• [YOUR OBJECTIVE] Every line that contains the word "JSON" should be copied out.

• [DATA LISTING]

--------------------------------

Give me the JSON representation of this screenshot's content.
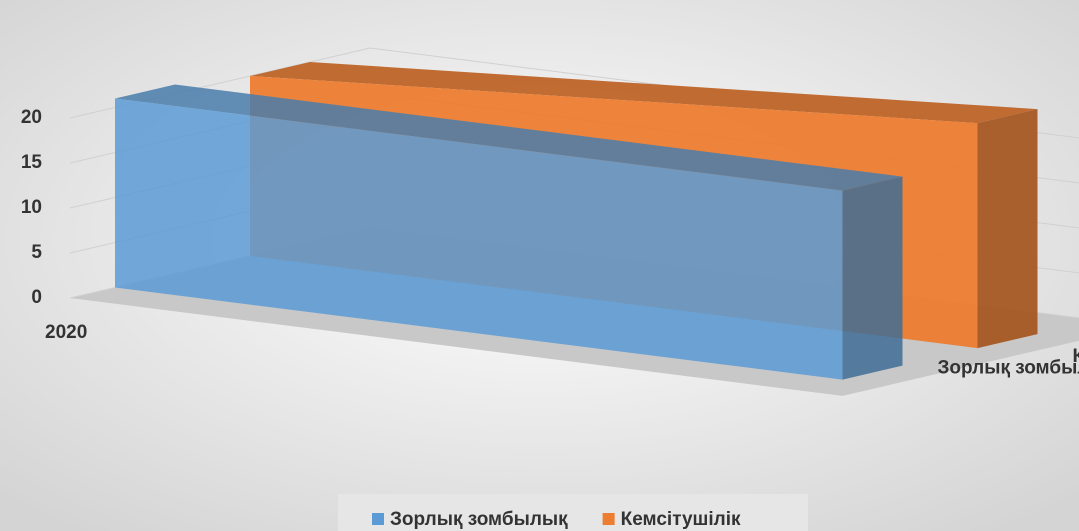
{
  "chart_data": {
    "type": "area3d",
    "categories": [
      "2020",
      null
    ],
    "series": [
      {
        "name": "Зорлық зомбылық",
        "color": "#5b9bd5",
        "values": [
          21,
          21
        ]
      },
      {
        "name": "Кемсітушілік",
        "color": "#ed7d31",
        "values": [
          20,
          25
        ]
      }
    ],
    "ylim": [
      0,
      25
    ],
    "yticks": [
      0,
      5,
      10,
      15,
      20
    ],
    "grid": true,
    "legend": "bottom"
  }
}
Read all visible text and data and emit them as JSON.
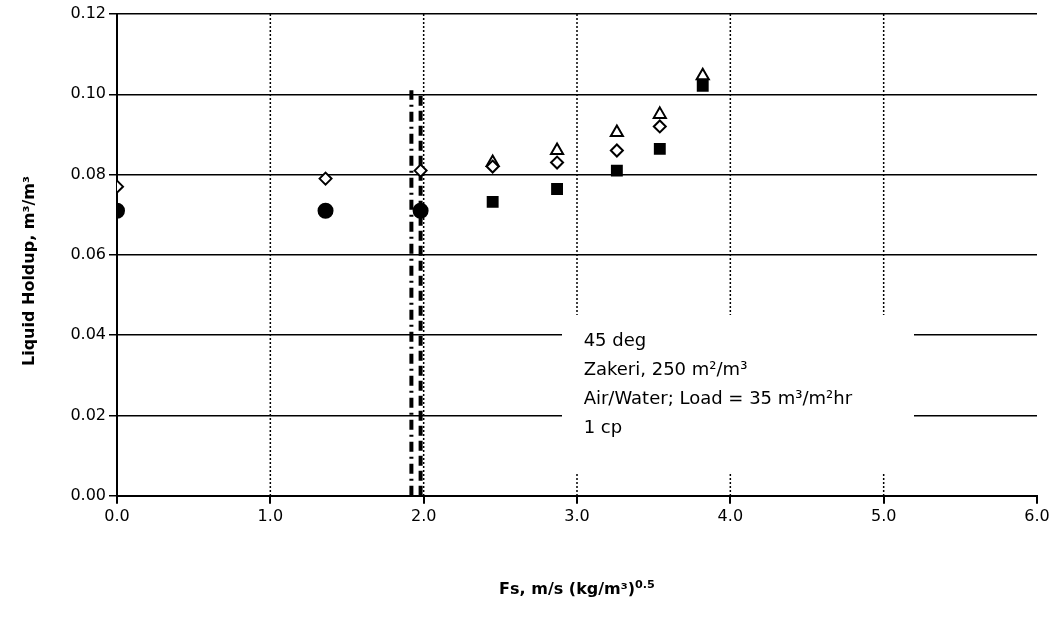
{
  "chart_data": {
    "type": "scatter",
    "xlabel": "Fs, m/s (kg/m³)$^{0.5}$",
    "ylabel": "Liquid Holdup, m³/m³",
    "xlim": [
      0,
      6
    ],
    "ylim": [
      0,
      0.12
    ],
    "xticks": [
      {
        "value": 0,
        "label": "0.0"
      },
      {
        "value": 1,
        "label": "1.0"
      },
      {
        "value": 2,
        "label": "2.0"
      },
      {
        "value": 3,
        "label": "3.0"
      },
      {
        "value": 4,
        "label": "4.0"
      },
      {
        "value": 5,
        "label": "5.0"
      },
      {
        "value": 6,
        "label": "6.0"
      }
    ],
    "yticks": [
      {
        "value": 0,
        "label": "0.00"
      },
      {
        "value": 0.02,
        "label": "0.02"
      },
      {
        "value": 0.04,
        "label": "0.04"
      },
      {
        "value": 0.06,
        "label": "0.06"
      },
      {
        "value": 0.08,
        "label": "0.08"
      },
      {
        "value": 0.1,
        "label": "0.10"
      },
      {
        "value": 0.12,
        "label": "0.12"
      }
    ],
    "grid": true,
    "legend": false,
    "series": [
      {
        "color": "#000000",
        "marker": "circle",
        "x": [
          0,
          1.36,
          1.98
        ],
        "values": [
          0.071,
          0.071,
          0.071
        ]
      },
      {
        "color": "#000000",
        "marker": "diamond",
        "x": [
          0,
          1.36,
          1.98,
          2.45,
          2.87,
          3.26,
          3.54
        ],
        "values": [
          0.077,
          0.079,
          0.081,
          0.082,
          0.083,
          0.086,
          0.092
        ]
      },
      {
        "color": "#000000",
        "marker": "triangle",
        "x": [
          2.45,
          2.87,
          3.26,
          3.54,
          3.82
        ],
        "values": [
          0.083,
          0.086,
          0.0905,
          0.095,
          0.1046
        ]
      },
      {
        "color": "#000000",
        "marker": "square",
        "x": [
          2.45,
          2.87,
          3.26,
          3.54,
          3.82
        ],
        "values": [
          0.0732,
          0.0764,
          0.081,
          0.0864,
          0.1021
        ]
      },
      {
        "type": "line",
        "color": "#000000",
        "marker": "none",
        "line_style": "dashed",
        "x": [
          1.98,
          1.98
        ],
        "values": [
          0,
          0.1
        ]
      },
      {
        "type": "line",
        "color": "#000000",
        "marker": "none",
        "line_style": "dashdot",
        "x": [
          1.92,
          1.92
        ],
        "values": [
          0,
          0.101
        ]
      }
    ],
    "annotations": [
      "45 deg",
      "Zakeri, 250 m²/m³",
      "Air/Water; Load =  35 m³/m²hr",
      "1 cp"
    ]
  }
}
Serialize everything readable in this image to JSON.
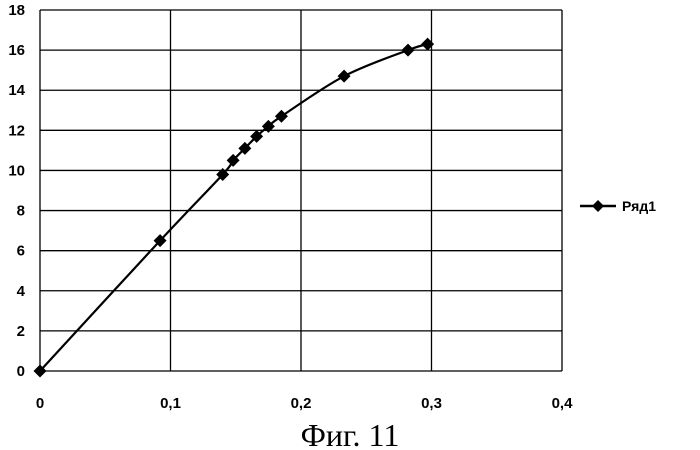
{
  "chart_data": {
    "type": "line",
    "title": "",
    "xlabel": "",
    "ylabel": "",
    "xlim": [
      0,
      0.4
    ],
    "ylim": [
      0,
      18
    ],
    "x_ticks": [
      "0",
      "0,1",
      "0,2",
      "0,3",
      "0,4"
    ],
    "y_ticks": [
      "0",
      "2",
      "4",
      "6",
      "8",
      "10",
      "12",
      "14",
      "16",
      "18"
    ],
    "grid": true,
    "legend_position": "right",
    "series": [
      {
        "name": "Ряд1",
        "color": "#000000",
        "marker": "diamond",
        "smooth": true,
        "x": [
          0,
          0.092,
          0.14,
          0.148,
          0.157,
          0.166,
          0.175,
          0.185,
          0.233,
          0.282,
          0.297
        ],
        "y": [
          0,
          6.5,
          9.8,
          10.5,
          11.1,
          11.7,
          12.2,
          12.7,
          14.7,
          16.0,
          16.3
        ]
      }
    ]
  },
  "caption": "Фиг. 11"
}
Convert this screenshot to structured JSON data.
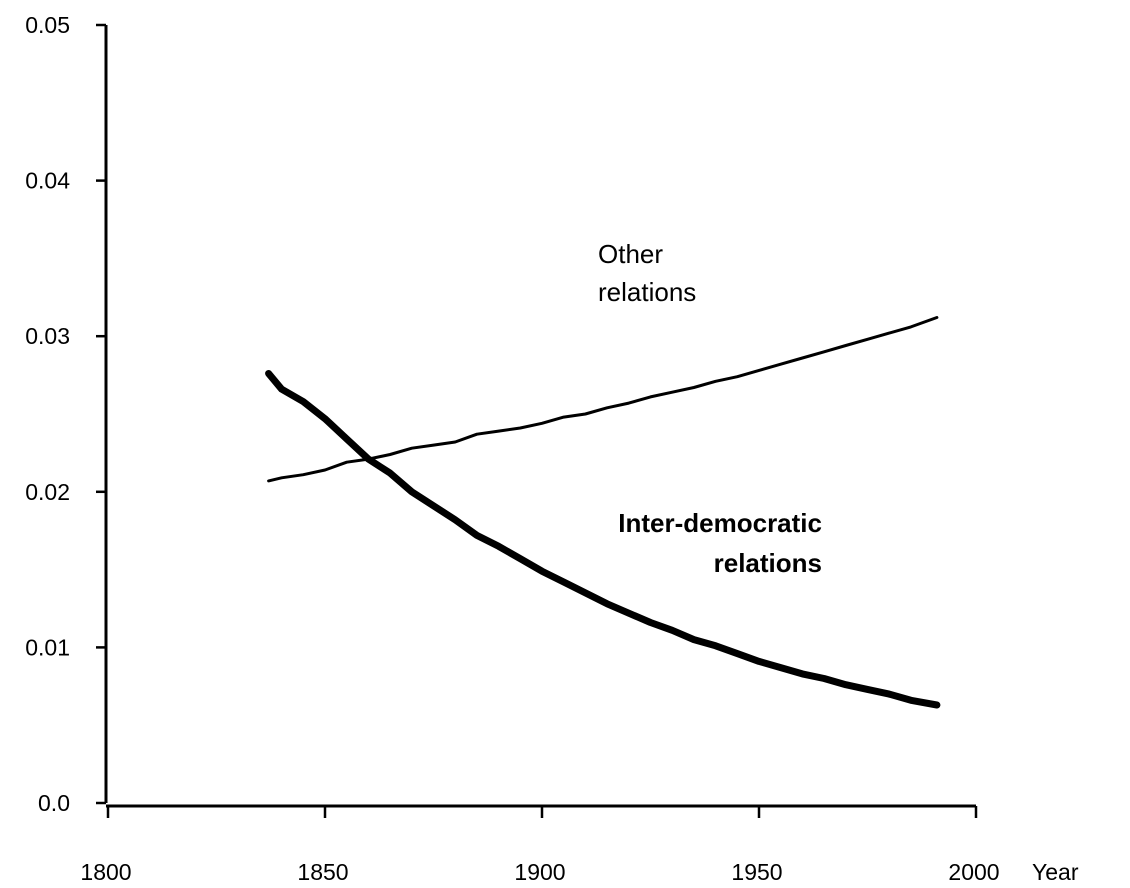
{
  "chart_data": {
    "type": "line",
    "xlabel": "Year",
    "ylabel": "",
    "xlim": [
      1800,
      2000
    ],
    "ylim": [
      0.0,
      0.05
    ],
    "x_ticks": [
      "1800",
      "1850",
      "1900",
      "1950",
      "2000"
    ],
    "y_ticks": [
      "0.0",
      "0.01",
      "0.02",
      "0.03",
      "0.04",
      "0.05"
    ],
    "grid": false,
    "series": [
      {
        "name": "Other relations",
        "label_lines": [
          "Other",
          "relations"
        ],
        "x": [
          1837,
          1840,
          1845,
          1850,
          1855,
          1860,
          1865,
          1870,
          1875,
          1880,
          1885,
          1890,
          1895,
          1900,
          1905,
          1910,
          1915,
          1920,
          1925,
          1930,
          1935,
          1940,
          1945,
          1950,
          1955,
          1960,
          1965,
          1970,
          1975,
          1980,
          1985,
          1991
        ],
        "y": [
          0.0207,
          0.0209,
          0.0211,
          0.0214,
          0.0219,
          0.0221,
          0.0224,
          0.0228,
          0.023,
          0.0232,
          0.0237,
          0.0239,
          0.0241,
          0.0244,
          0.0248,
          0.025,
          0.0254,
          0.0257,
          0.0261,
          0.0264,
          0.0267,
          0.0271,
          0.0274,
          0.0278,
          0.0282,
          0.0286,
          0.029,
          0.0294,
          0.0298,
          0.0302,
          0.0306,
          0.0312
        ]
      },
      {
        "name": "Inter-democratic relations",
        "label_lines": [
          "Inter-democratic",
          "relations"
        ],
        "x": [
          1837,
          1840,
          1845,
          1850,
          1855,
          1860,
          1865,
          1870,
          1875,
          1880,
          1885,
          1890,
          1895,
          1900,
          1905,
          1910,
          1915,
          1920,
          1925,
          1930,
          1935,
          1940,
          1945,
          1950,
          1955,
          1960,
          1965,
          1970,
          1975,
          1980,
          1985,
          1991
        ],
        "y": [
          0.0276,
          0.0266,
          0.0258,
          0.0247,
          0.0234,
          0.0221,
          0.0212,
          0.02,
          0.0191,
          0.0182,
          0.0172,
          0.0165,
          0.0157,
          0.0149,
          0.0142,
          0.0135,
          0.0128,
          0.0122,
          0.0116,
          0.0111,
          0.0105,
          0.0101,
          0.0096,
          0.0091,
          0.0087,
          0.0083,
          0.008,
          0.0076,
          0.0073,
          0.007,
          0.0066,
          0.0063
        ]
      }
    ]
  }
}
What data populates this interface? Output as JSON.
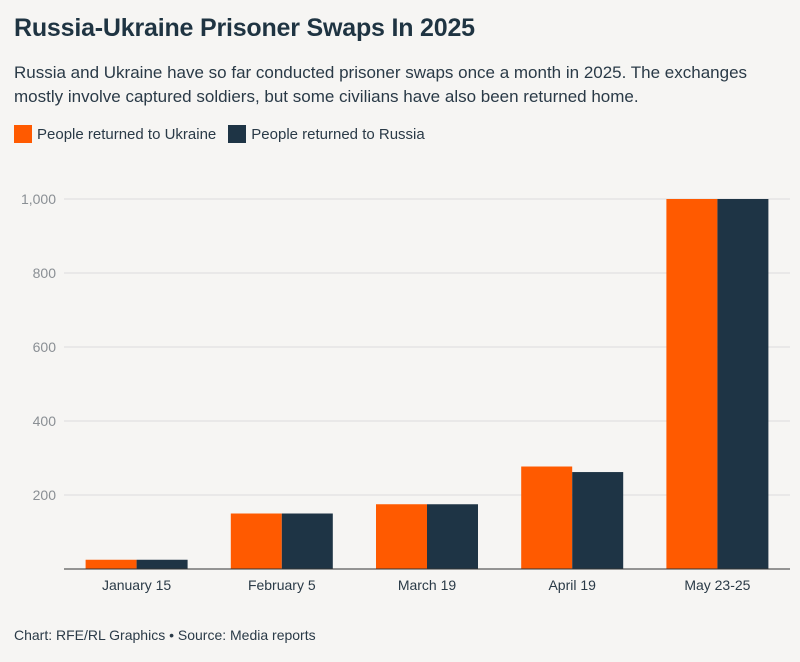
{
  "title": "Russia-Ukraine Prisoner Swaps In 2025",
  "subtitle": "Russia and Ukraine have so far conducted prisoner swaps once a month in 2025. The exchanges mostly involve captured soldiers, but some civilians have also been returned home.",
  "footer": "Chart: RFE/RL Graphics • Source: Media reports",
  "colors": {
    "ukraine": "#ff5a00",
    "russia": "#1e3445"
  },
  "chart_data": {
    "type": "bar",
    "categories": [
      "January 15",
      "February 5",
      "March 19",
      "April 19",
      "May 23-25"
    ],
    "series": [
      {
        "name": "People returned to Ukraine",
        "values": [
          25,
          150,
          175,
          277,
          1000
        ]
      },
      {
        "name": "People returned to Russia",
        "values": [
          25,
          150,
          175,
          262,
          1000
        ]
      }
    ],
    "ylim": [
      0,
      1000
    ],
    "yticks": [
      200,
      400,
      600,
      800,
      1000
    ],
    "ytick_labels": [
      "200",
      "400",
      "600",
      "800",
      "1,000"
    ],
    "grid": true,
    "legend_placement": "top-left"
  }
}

--------------------------------

• [SOLUTION]
Give me the JSON representation of this screenshot's content.
Read all visible text and data and emit them as JSON.
Serialize everything readable in this image to JSON.
Convert this screenshot to structured JSON data.
What data populates this interface? Output as JSON.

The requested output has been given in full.